> [What is asked]: Extend the pixel-weaver README past its last line, ahead of the rows.

> [Text]:

_ _ _ _ _ _ _

# pixel-weaver
A CPU multithreaded pixel-by-pixel image renderer.
## Foreword
The crate currently only supports 24 bit color space and was mostly designed to be used in conjunction with the [`simple-canvas`](https://crates.io/crates/simple-canvas) crate and the [`rusty-ppm`](https://crates.io/crates/rusty-ppm) crate, to create `.ppm` format images.
## How to use
#### Dependencies
Required:
- [`cgmath`](https://crates.io/crates/cgmath)
- [`simple-canvas`](https://crates.io/crates/simple-canvas)
Optional:
- [`rusty-ppm`](https://crates.io/crates/rusty-ppm)

_ _ _ _ _ _ _

[Stored items]
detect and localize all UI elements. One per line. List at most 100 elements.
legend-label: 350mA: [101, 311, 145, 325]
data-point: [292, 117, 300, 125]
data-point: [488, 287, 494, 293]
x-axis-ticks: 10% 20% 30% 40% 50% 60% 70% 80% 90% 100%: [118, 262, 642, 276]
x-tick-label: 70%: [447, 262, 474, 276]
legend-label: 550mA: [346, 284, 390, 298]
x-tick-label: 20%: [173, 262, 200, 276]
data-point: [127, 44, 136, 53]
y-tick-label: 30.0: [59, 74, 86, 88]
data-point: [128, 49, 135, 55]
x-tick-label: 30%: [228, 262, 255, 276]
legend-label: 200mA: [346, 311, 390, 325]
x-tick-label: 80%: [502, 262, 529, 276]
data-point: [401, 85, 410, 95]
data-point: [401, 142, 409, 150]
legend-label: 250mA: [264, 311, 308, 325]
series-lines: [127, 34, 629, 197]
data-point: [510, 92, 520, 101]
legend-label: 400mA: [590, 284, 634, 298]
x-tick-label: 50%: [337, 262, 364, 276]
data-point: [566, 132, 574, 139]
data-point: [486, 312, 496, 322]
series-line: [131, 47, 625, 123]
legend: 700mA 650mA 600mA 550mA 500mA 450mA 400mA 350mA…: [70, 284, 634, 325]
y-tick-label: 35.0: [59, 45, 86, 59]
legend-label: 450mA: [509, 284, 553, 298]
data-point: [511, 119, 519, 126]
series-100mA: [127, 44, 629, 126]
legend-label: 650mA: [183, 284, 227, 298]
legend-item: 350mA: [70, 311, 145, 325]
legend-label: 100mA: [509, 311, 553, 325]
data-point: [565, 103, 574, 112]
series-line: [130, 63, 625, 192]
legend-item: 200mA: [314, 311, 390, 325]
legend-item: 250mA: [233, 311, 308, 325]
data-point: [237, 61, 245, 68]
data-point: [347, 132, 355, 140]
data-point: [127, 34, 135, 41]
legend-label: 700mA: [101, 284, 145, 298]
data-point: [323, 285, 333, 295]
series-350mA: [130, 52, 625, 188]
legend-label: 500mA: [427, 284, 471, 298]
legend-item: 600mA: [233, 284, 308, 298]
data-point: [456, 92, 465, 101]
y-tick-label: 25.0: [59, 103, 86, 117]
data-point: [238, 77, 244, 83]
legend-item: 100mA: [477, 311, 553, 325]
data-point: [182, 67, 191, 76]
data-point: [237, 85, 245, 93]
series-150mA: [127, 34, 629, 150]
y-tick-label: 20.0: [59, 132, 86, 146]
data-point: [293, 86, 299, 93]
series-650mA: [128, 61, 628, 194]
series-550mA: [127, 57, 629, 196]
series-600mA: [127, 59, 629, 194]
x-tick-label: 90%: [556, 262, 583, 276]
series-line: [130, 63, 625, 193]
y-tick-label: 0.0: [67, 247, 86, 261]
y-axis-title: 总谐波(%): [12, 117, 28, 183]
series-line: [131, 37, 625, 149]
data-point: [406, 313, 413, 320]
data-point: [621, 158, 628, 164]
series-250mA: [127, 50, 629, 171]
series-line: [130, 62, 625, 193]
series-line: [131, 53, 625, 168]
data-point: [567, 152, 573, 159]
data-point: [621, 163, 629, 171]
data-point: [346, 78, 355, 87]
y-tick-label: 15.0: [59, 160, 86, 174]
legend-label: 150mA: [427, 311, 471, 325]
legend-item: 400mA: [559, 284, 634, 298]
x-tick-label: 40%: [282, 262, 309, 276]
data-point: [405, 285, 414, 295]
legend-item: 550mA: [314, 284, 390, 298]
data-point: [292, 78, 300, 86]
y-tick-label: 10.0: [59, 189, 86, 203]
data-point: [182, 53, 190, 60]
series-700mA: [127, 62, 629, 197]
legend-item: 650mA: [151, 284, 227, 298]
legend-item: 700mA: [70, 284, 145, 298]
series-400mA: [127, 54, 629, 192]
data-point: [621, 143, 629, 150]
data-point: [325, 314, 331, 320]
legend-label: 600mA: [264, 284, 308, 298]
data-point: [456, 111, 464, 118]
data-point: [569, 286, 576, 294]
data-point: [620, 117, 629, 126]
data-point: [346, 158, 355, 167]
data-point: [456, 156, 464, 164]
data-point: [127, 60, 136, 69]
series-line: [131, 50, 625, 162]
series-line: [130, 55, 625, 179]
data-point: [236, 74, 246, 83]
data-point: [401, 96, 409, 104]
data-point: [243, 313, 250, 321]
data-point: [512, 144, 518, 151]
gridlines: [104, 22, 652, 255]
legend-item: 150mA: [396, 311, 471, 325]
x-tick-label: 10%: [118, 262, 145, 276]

_ _ _ _ _ _ _

> [Reply to the task]:
To use this crate, you will need to import the [`simple-canvas`](https://crates.io/crates/simple-canvas) crate, since `pixel-weaver` uses the `simple-canvas::Canvas` struct to create the image. The pixel data is wrapped inside [`cgmath`](https://crates.io/crates/cgmath) `Vector3<_>` struct, the `x`, `y` and `z` field acting as RGB color, so you will also need to import this one. You can also import the [`rusty-ppm`](https://crates.io/crates/rusty-ppm) crate to encode the canvas into a `.ppm` image, which also relies on [`simple-canvas`](https://crates.io/crates/simple-canvas), but this is optional.
The idea behind this crate is to use it a bit like you would code a shader for a GPU. You create a function that will act upon every pixel, using only the pixel coordinate or UV to determine the final pixel color.
## Example Benchmarks:
### Testing methodology
Tests were run 10 times each and the results were averaged.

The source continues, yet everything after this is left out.